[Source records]
===============

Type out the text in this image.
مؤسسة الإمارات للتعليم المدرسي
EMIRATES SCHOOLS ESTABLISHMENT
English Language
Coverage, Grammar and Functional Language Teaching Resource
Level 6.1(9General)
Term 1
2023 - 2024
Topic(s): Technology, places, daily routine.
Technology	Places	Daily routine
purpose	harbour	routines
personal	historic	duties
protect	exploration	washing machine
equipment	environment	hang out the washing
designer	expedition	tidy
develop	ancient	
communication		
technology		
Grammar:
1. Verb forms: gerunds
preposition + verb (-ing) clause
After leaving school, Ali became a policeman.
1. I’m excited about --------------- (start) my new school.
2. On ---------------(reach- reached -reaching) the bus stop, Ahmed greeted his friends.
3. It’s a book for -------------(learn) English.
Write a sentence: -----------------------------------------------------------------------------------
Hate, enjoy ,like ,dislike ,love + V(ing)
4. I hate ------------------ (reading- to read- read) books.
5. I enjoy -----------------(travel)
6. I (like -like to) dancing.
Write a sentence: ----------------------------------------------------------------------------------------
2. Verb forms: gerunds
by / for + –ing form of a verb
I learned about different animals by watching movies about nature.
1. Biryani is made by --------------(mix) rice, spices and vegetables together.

===============

Objective: Gather all lines with the string "Grammar" from the data.

Full response:
Coverage, Grammar and Functional Language Teaching Resource
Grammar:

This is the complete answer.